### Data excerpts
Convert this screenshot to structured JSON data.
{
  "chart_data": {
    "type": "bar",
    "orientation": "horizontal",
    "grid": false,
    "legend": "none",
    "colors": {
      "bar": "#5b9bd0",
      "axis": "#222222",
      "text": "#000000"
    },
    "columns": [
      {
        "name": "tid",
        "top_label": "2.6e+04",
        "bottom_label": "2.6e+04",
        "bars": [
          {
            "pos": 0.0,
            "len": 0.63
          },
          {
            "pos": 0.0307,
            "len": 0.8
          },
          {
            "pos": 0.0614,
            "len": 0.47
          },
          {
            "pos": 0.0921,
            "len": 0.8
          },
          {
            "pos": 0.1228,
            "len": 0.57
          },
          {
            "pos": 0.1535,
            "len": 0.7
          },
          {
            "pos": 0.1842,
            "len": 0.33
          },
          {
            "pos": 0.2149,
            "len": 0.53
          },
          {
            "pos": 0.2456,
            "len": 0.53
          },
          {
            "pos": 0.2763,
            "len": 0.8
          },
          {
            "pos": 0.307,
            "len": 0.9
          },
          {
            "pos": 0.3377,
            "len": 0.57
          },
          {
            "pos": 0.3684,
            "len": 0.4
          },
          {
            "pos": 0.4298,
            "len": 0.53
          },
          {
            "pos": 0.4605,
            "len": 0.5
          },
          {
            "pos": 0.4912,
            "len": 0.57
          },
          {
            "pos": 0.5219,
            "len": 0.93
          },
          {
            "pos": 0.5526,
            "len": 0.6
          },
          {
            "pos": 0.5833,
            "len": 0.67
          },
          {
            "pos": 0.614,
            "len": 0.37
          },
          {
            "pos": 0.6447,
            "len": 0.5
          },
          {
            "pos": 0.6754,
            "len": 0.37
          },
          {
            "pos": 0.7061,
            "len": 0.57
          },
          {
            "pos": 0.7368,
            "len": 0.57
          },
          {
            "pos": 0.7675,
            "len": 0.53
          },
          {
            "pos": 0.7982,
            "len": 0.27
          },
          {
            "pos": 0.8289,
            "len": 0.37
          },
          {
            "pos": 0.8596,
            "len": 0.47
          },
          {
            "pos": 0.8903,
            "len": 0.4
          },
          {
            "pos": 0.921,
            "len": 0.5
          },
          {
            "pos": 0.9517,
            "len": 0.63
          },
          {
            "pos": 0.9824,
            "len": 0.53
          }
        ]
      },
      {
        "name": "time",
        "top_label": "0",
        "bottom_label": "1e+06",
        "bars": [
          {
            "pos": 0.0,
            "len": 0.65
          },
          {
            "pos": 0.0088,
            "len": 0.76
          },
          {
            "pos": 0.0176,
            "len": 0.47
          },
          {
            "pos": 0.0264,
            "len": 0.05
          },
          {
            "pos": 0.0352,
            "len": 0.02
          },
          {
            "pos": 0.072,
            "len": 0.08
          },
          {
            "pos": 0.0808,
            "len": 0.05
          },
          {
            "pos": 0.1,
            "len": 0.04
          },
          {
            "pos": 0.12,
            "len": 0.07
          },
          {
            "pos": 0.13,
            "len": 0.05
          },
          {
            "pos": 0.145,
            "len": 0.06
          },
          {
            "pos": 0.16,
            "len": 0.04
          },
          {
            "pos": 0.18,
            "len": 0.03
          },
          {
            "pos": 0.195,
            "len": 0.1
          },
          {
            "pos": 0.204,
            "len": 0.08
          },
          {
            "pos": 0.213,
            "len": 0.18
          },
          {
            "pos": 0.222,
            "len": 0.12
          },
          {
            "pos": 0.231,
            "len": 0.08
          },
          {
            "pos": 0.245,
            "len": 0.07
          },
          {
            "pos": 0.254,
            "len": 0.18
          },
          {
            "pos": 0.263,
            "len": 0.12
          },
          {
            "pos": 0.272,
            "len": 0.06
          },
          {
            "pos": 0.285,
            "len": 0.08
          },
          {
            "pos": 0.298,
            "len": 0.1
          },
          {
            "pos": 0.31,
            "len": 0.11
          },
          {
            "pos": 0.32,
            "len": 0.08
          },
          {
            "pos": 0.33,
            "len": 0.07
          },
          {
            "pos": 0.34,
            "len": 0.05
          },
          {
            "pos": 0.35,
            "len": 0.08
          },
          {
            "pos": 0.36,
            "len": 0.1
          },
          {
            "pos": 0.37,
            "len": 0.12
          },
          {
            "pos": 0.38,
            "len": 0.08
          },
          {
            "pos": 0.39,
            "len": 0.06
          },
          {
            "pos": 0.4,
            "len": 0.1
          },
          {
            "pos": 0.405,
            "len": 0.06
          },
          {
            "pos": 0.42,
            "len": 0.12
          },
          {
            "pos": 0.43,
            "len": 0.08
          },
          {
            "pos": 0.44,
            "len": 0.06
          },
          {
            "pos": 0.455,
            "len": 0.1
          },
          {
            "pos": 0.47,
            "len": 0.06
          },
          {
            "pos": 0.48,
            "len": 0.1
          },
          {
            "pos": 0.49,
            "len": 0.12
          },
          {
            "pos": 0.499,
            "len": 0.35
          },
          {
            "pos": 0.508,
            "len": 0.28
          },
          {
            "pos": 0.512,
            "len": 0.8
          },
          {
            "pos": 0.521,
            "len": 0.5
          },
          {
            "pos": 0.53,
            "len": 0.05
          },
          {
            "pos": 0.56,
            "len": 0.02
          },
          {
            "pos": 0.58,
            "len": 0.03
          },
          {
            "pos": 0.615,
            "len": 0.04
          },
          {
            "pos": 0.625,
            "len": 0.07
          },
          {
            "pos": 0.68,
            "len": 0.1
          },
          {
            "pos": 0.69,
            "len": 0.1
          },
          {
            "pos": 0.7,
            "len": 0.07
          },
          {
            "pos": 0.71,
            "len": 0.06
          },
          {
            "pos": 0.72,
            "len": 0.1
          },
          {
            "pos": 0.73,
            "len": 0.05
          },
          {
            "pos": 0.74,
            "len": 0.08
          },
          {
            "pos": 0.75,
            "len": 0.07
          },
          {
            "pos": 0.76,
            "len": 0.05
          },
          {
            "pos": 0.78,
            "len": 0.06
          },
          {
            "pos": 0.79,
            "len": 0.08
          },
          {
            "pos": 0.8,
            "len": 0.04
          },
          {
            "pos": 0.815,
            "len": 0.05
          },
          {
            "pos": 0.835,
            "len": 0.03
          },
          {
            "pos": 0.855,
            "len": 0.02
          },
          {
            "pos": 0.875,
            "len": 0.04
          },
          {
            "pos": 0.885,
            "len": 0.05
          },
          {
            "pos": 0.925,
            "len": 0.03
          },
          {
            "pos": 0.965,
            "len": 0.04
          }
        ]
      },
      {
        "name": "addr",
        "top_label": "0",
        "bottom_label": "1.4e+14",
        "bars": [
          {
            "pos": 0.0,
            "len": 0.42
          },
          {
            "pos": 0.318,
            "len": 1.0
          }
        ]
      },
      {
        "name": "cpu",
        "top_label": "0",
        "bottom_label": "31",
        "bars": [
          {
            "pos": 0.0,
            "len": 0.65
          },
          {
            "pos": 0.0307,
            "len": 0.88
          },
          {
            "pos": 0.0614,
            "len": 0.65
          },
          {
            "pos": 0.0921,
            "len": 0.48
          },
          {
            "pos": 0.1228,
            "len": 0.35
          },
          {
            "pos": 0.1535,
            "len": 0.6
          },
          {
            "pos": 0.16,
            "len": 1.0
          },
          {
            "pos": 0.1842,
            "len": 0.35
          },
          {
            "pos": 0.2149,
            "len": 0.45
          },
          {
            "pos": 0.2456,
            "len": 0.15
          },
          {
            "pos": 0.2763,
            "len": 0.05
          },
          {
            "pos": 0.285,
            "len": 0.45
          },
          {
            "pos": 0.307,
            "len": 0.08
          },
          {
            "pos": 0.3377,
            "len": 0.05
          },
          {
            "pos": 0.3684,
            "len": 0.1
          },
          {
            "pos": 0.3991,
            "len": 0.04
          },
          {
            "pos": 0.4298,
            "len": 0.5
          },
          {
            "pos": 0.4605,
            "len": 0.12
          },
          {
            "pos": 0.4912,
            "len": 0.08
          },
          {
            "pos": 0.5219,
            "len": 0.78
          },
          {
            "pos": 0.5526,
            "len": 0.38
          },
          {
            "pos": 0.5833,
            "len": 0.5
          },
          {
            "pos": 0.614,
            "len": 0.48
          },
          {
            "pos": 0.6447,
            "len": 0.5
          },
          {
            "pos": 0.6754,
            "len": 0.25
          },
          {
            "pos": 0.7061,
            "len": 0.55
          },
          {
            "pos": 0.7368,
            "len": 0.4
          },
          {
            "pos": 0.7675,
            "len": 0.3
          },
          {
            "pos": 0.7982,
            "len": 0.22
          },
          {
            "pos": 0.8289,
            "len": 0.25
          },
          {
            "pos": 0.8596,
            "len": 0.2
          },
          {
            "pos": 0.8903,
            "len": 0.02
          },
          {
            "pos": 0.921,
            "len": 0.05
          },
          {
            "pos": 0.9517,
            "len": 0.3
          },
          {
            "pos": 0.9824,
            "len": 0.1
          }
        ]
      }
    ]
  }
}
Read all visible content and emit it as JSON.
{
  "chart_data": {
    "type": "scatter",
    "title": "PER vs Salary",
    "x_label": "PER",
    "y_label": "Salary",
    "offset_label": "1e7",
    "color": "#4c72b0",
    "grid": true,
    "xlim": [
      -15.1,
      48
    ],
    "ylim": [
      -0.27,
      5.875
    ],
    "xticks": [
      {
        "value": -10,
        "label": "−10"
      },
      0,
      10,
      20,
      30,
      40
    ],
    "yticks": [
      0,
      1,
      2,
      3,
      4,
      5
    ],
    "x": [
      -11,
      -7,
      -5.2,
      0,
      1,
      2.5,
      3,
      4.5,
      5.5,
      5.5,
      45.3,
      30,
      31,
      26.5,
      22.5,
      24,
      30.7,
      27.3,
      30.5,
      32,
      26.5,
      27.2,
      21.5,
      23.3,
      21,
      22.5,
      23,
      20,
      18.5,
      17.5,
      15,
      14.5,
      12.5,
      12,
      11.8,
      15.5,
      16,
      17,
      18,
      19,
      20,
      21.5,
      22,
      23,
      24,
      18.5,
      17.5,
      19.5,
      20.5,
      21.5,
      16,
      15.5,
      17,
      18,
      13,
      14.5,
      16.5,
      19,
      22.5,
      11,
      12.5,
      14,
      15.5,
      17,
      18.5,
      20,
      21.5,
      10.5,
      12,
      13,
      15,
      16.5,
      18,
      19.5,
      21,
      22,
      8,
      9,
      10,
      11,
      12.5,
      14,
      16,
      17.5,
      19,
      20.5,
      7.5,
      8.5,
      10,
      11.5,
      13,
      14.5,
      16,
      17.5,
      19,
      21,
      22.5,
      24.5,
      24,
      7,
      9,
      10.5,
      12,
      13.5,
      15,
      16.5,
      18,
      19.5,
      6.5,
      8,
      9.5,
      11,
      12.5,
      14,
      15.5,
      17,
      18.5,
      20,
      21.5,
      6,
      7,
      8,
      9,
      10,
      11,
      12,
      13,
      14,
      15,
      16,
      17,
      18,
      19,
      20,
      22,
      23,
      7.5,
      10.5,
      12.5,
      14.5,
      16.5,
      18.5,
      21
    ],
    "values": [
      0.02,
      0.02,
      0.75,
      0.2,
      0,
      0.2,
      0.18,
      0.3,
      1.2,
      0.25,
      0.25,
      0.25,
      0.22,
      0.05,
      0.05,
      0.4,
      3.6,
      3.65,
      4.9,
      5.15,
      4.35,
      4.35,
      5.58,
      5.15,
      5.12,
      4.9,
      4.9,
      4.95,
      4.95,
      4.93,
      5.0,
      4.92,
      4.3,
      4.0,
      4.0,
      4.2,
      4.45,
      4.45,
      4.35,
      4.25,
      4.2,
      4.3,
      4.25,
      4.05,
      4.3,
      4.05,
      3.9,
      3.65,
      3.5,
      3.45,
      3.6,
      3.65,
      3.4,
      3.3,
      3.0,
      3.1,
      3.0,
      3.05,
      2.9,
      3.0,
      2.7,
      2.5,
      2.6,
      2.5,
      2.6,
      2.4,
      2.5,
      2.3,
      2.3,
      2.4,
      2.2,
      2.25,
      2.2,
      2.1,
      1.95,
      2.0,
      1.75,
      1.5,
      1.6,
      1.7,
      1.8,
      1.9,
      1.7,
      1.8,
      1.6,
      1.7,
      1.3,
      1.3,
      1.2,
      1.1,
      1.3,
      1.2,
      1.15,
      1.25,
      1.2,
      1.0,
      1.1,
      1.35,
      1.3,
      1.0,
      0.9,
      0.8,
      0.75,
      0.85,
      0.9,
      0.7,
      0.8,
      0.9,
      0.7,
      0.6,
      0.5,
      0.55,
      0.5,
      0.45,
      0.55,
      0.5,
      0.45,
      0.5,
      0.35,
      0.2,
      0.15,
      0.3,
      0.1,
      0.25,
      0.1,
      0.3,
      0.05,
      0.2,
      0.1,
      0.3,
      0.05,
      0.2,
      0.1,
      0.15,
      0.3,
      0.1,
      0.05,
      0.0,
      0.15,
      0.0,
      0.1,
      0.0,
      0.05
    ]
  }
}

### Objective
Show, from the listing above, each line that contains the word "JSON".

### Finished exercise
Convert this screenshot to structured JSON data.
Read all visible content and emit it as JSON.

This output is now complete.